PROVIDED DATA
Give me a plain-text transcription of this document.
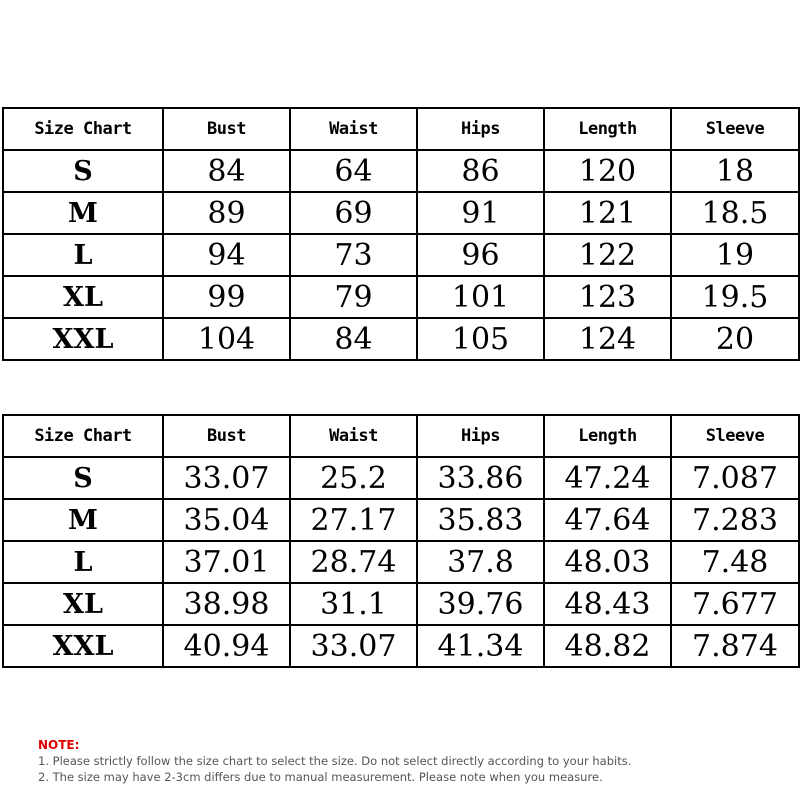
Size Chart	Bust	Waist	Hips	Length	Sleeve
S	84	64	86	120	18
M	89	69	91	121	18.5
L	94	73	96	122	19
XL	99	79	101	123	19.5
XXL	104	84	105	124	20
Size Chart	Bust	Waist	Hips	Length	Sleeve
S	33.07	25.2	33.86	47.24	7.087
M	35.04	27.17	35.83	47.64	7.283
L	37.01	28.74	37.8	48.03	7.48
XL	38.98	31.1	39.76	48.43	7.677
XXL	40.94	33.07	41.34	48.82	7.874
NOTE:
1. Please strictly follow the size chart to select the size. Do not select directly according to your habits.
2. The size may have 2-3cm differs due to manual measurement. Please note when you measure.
==
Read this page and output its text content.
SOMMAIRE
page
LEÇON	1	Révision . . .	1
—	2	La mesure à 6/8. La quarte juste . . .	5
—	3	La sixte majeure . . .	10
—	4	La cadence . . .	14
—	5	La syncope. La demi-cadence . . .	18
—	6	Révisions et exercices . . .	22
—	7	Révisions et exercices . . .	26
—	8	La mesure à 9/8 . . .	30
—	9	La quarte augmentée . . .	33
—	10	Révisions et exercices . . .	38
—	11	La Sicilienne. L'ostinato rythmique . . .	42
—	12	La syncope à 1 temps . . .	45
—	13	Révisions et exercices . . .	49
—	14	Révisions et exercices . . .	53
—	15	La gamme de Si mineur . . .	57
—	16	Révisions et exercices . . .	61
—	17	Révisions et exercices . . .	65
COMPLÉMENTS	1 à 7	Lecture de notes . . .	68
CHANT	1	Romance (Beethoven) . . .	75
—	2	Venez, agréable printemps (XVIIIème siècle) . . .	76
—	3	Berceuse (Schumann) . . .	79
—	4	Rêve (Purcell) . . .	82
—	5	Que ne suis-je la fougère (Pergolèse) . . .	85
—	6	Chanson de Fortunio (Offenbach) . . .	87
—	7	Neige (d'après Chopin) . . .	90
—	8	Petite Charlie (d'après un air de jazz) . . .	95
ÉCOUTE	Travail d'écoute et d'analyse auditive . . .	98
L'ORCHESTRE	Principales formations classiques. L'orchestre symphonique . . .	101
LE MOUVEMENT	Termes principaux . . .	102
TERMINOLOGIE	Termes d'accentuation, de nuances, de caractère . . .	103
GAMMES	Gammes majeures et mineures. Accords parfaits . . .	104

PROBLEM STATEMENT
Pick out all lines from the data above in which the word "cadence" appears.

RESULT OF THE EXERCISE
—	4	La cadence . . .	14
—	5	La syncope. La demi-cadence . . .	18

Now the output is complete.